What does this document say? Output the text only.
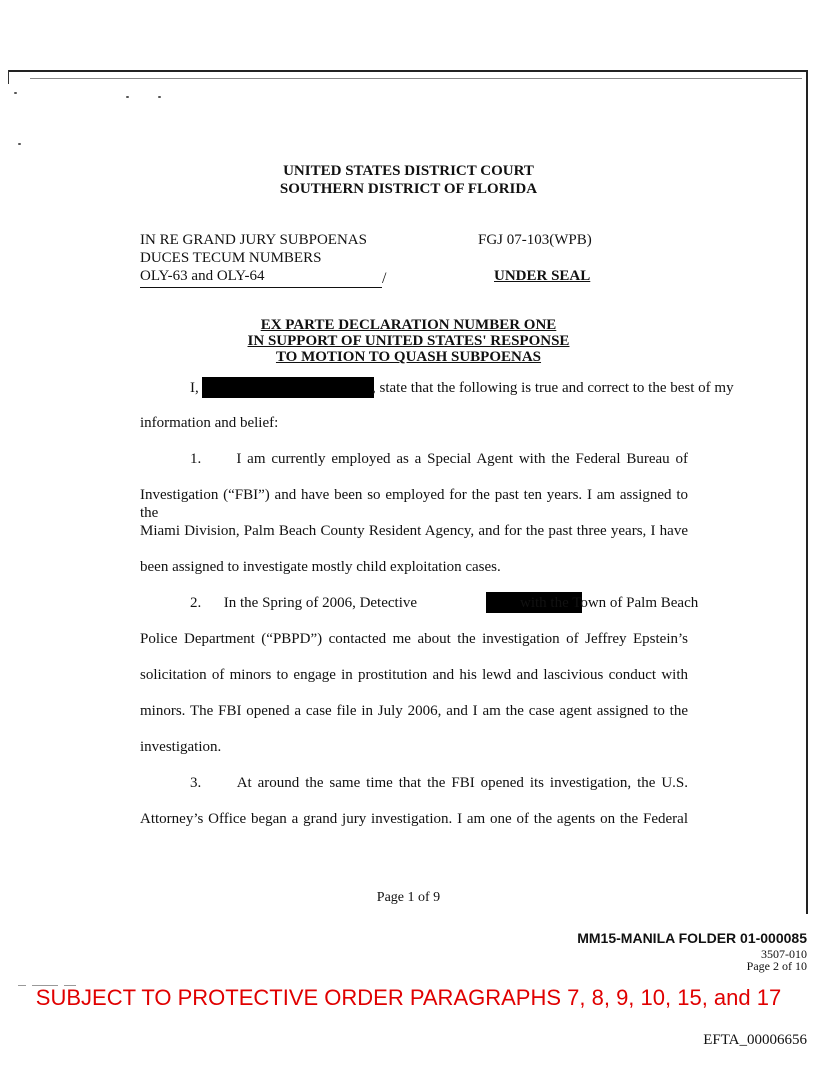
UNITED STATES DISTRICT COURT
SOUTHERN DISTRICT OF FLORIDA
IN RE GRAND JURY SUBPOENAS
DUCES TECUM NUMBERS
OLY-63 and OLY-64
FGJ 07-103(WPB)
UNDER SEAL
/
EX PARTE DECLARATION NUMBER ONE
IN SUPPORT OF UNITED STATES' RESPONSE
TO MOTION TO QUASH SUBPOENAS
I,	, state that the following is true and correct to the best of my
information and belief:
1.      I am currently employed as a Special Agent with the Federal Bureau of
Investigation (“FBI”) and have been so employed for the past ten years. I am assigned to the
Miami Division, Palm Beach County Resident Agency, and for the past three years, I have
been assigned to investigate mostly child exploitation cases.
2.      In the Spring of 2006, Detective	with the Town of Palm Beach
Police Department (“PBPD”) contacted me about the investigation of Jeffrey Epstein’s
solicitation of minors to engage in prostitution and his lewd and lascivious conduct with
minors. The FBI opened a case file in July 2006, and I am the case agent assigned to the
investigation.
3.      At around the same time that the FBI opened its investigation, the U.S.
Attorney’s Office began a grand jury investigation. I am one of the agents on the Federal
Page 1 of 9
MM15-MANILA FOLDER 01-000085
3507-010
Page 2 of 10
SUBJECT TO PROTECTIVE ORDER PARAGRAPHS 7, 8, 9, 10, 15, and 17
EFTA_00006656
# # # # #
- Direction:
Where a line of the records above holds the word "DISTRICT", copy that line.

- Solution to this task:
UNITED STATES DISTRICT COURT
SOUTHERN DISTRICT OF FLORIDA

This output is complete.